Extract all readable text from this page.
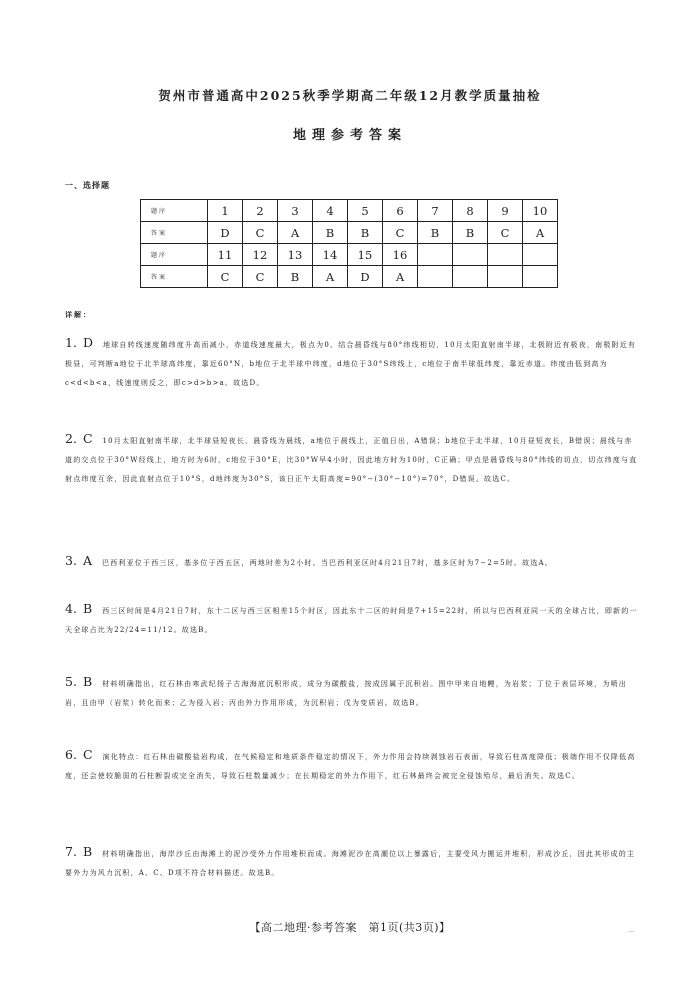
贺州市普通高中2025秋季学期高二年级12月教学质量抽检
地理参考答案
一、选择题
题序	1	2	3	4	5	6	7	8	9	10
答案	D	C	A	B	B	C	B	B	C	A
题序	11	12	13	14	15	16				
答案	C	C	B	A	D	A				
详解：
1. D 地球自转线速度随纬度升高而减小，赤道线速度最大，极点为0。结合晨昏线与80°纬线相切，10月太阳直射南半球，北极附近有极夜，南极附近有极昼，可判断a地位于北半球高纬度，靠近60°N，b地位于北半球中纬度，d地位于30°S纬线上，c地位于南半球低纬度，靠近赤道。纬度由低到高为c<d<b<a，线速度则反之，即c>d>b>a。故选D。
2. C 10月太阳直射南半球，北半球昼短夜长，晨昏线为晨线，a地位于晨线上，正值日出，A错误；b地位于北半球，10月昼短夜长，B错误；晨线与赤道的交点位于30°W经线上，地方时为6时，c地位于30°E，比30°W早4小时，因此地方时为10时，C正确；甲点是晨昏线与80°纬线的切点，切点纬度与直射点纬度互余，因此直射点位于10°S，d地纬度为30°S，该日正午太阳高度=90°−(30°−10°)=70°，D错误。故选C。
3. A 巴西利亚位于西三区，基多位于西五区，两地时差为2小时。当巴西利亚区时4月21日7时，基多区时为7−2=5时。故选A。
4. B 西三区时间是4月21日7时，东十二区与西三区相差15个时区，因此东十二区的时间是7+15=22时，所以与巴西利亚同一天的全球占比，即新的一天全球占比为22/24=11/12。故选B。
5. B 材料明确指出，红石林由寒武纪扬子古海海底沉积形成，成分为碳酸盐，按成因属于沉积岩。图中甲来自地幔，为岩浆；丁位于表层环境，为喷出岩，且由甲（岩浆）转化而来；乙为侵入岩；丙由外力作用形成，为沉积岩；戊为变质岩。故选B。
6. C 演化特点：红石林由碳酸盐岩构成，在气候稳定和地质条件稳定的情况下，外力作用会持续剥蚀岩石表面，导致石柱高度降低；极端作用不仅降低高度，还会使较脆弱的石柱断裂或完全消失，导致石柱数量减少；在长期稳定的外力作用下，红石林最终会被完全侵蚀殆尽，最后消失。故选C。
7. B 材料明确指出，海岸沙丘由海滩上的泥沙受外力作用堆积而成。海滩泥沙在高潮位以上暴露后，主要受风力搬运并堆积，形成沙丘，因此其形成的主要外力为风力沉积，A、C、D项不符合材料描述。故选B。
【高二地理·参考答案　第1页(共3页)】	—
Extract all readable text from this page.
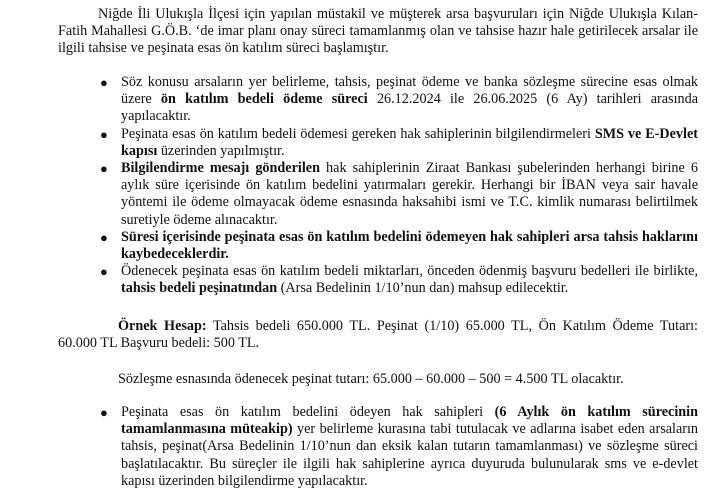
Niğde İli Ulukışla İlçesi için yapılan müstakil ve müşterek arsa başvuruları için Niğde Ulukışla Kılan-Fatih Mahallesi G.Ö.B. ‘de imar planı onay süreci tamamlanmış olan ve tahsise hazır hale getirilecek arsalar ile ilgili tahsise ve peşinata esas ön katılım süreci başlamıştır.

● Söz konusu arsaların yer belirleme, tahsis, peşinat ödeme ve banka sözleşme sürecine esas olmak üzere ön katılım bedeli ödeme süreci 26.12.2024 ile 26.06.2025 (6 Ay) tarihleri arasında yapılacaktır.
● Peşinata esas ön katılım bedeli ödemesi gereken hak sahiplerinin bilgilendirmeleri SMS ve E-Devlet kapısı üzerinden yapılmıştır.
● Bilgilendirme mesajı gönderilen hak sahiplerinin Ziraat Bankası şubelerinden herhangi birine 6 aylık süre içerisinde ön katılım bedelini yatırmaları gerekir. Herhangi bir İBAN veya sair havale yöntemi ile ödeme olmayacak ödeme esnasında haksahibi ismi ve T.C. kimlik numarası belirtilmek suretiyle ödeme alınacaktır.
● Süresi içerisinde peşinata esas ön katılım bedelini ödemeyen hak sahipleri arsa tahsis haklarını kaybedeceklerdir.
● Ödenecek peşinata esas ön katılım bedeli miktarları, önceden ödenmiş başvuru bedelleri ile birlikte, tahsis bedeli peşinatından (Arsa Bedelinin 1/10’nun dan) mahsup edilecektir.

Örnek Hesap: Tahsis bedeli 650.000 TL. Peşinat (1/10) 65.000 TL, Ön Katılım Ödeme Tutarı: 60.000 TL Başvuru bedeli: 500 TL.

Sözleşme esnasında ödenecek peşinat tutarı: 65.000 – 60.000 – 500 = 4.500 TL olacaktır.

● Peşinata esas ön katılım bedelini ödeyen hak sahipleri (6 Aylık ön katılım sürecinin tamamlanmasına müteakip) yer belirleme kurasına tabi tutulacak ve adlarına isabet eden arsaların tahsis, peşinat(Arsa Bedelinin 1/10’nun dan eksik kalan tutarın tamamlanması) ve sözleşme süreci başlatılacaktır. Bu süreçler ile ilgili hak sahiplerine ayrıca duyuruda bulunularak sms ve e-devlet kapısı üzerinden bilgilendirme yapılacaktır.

...

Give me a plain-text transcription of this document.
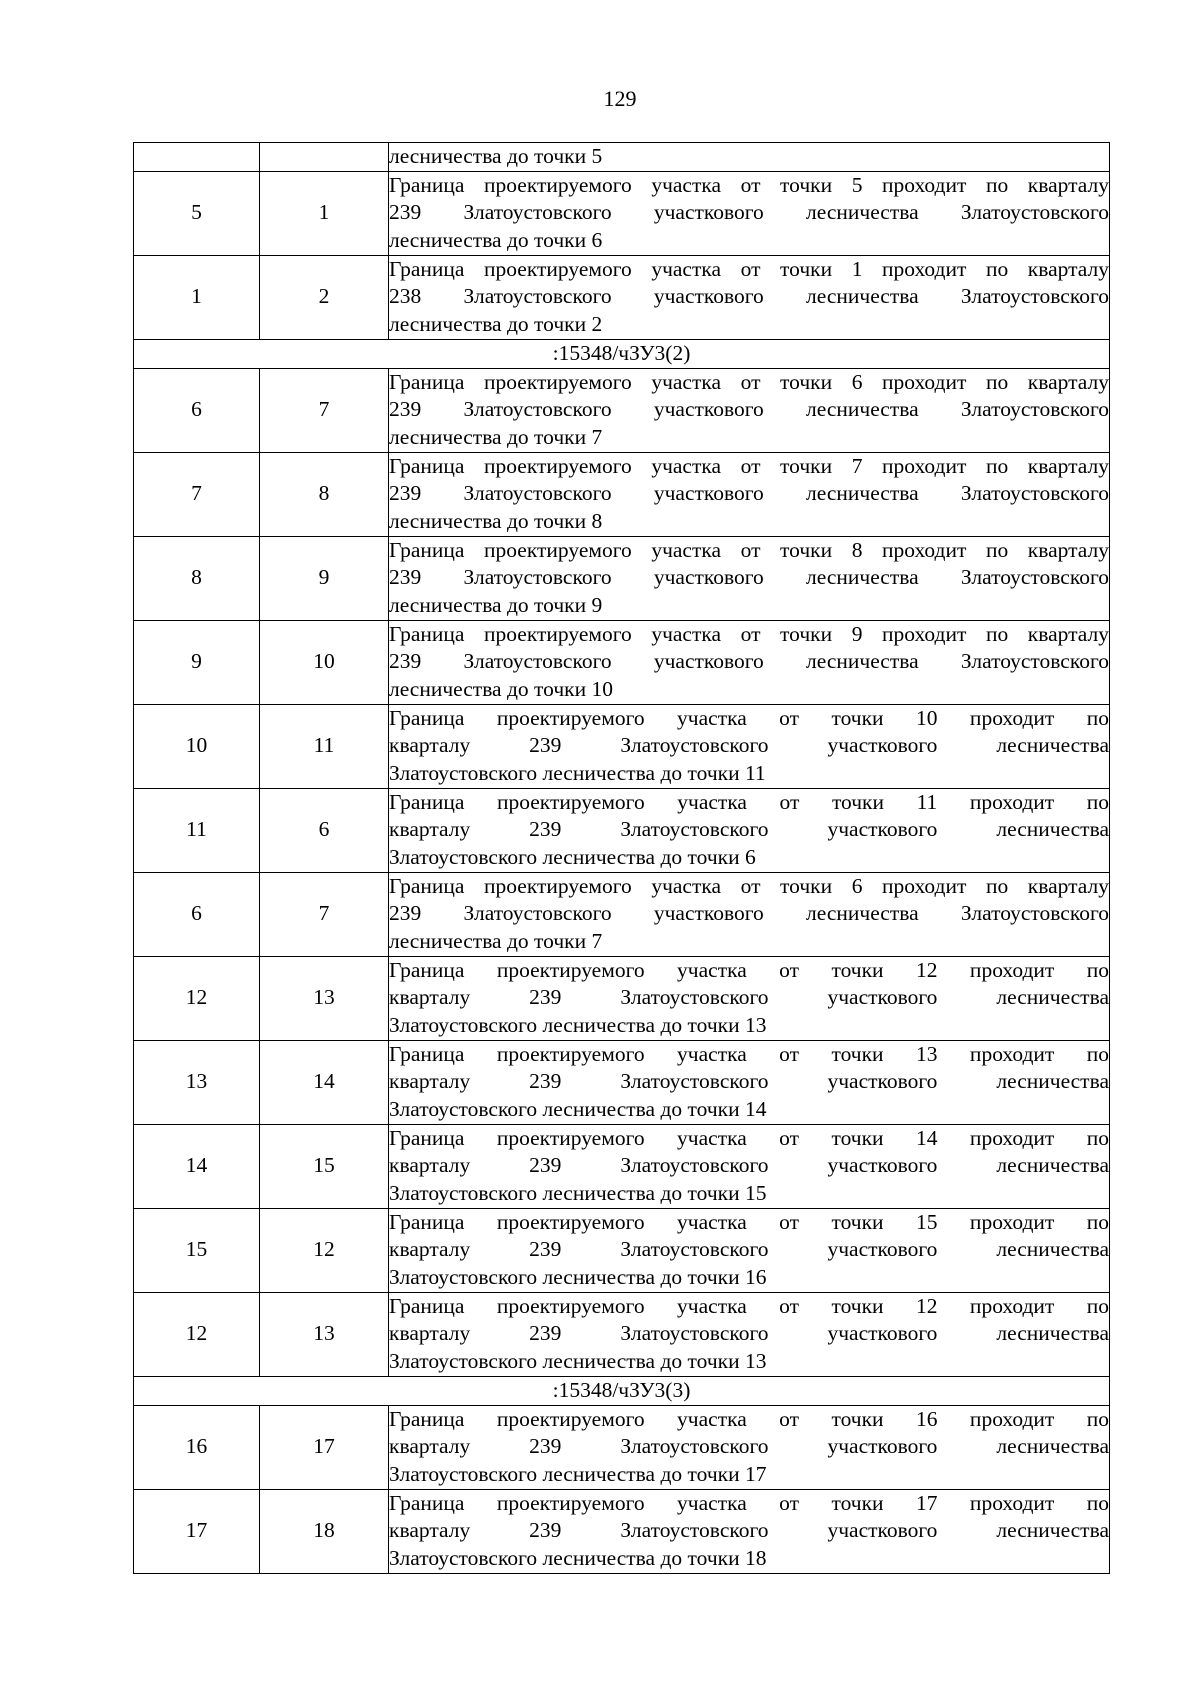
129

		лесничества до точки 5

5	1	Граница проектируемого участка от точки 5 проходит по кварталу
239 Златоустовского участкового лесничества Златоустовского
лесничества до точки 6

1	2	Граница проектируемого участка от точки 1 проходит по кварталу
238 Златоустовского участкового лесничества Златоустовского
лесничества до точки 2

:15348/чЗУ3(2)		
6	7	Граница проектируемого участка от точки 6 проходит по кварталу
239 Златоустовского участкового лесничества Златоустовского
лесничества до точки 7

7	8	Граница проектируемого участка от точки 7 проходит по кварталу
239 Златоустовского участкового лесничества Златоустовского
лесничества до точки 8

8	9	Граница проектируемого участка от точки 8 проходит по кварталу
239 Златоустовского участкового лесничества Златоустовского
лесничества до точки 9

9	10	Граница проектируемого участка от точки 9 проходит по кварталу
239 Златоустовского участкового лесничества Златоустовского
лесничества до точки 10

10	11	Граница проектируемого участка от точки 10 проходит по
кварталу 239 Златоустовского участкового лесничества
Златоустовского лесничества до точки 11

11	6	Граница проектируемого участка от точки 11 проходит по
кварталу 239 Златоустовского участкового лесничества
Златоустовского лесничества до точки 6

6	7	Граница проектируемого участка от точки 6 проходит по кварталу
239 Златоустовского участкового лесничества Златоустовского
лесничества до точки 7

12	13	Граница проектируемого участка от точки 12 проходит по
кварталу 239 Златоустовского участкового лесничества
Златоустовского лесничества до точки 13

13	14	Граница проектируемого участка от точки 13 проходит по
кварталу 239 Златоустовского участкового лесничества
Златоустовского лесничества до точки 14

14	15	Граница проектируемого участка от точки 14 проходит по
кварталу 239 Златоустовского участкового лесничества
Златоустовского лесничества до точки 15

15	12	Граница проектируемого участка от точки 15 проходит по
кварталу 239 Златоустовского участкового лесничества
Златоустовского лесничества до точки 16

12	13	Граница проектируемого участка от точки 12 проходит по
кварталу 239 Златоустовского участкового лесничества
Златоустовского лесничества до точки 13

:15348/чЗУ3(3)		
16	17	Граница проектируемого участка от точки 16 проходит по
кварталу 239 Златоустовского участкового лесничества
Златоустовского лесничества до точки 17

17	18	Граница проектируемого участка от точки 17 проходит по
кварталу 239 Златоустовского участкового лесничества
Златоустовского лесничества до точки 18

## REQUIREMENT
Above are lines of data; state how many of them contain the word "ilgili", with no other output.

## EXERCISE OUTPUT
2